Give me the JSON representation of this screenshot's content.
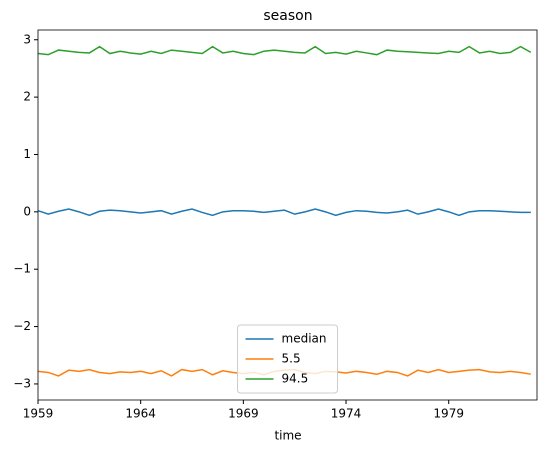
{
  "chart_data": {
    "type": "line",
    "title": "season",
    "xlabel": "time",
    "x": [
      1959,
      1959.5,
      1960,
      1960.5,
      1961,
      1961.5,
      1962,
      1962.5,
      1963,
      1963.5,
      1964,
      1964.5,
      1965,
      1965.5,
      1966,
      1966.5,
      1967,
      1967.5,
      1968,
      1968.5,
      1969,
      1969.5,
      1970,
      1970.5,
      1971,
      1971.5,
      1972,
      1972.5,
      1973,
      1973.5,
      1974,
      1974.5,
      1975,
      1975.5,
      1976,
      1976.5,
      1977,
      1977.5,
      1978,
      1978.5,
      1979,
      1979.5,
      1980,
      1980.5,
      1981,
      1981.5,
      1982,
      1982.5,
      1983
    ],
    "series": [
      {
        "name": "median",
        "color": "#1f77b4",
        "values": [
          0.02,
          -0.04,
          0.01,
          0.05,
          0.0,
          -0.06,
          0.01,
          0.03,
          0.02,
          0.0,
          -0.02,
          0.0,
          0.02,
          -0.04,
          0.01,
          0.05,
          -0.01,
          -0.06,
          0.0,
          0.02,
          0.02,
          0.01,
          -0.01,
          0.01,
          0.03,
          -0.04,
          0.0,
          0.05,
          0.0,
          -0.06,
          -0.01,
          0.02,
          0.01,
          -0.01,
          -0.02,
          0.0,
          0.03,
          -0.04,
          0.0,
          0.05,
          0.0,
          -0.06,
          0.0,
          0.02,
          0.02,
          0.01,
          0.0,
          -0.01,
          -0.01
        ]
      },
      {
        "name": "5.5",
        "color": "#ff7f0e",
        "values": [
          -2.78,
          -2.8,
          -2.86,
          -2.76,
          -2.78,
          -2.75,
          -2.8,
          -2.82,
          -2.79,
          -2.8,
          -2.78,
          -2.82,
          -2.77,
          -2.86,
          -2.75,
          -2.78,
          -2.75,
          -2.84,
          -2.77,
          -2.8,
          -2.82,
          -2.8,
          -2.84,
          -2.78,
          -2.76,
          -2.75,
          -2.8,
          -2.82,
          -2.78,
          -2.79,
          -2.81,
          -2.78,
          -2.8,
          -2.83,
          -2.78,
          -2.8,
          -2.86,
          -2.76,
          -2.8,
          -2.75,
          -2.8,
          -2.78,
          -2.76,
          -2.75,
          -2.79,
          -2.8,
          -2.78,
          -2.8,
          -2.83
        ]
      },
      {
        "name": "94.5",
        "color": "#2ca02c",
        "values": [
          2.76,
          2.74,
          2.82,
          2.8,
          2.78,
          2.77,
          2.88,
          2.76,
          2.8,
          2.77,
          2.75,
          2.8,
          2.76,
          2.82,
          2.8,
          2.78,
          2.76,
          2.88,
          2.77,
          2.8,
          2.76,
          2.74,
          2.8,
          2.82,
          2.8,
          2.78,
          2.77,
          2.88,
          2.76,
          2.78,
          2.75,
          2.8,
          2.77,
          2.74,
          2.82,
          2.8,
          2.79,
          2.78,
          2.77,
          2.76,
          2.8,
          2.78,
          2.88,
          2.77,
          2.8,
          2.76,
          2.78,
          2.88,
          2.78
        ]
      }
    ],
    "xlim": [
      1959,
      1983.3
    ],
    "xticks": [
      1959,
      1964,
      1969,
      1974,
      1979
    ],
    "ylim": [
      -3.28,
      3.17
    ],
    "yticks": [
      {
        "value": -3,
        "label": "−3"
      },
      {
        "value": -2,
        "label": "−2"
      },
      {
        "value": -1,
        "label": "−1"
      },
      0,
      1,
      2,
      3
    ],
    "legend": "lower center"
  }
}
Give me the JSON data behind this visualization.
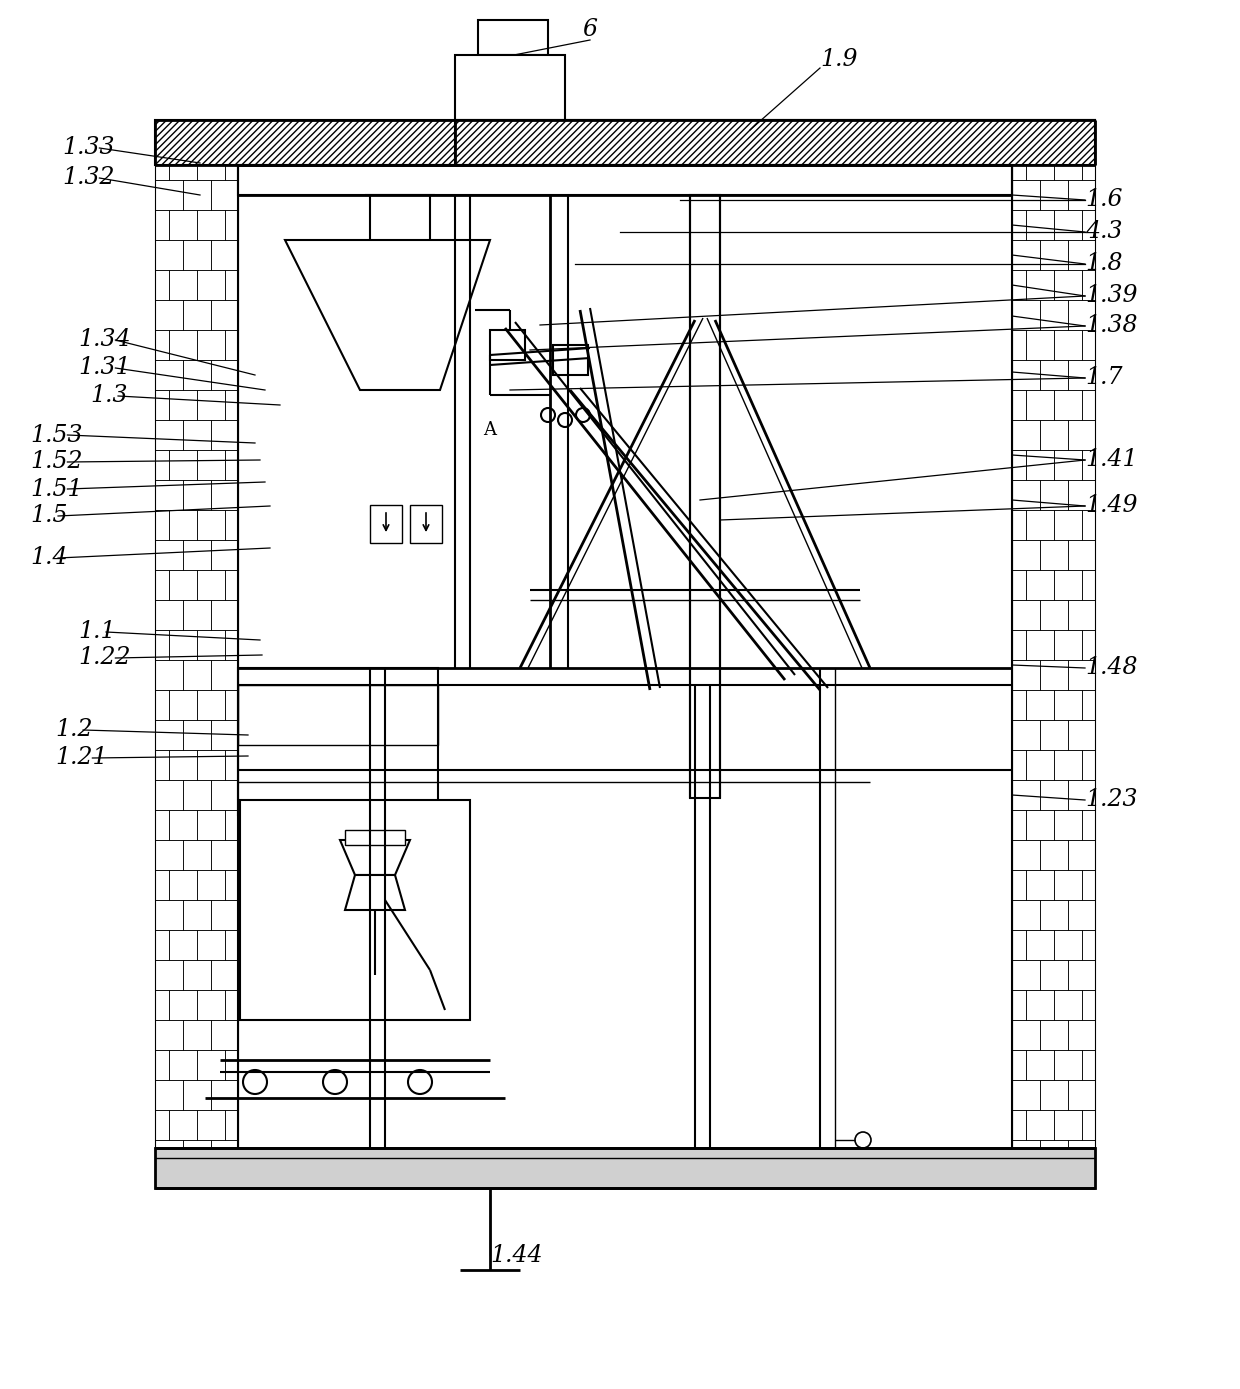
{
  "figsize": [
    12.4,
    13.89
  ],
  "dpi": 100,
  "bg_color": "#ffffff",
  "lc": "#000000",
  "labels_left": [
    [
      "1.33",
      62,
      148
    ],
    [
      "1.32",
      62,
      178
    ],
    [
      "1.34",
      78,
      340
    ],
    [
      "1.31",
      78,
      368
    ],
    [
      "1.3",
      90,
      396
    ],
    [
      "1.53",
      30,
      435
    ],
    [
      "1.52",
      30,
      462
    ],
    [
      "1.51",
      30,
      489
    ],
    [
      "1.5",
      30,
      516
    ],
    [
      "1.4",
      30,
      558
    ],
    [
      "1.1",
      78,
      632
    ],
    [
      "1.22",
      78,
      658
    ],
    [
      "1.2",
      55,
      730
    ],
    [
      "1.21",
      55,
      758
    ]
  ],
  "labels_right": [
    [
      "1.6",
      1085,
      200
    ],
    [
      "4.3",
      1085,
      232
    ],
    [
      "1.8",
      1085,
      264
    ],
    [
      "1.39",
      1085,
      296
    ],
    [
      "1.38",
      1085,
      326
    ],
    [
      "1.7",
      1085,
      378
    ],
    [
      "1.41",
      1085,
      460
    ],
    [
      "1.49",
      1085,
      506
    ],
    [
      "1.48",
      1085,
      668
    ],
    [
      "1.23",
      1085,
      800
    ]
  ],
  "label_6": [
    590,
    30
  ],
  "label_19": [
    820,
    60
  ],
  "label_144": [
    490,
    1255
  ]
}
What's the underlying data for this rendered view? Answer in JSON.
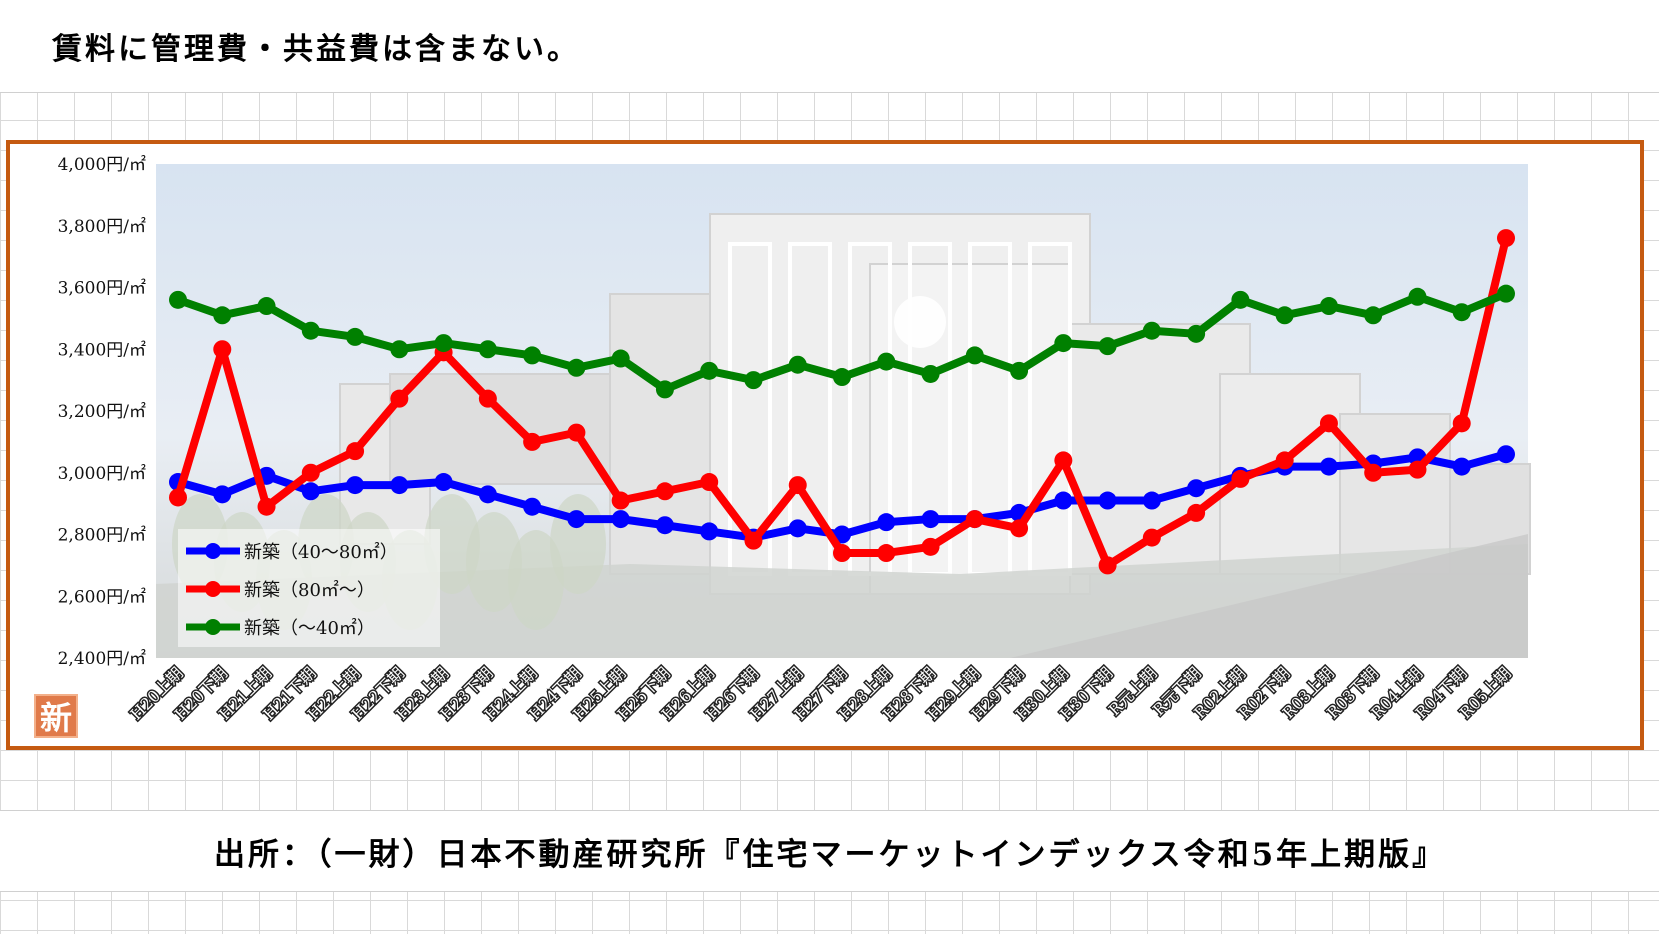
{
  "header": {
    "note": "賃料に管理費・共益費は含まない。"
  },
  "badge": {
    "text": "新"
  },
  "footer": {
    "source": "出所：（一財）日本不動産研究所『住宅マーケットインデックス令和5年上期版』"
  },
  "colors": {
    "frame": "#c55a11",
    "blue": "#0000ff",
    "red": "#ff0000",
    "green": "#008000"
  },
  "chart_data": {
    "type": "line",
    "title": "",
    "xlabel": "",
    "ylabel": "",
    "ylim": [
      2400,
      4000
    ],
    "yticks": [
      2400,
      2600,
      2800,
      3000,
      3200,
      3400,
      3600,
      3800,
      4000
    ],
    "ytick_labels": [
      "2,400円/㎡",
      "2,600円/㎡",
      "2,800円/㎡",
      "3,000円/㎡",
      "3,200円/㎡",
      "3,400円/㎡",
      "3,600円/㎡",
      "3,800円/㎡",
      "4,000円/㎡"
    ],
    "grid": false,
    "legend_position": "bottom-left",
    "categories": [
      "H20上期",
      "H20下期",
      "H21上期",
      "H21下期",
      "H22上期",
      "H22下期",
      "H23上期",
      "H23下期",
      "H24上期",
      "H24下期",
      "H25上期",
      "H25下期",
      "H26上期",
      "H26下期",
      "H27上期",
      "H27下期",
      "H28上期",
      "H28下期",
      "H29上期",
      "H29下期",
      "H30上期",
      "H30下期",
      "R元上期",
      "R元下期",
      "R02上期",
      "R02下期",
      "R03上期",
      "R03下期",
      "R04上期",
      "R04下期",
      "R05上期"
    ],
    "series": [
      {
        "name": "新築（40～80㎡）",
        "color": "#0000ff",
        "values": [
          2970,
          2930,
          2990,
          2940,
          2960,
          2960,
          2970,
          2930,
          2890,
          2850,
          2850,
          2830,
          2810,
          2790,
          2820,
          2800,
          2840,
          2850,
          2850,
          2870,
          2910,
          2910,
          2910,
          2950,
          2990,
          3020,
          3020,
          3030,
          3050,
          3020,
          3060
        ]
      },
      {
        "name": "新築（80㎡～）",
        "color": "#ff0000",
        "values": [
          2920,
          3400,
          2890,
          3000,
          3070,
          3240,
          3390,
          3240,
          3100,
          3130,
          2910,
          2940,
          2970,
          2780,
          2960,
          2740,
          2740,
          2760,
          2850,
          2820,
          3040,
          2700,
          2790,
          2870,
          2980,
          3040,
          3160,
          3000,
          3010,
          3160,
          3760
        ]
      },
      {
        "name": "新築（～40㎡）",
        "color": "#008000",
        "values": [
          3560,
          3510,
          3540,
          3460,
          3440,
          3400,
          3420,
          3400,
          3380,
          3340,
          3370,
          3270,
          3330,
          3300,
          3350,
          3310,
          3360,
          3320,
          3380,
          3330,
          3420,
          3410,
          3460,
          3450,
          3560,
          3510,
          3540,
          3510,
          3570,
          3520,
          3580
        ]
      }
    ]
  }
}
☆ ☆ ☆ ☆ ☆ ☆ ☆
**The problem**
Among the records above, find each line holding the string "name" and pull it out.

**Expected answer**
        "name": "median",
        "name": "5.5",
        "name": "94.5",
        "name": "新築（40～80㎡）",
        "name": "新築（80㎡～）",
        "name": "新築（～40㎡）",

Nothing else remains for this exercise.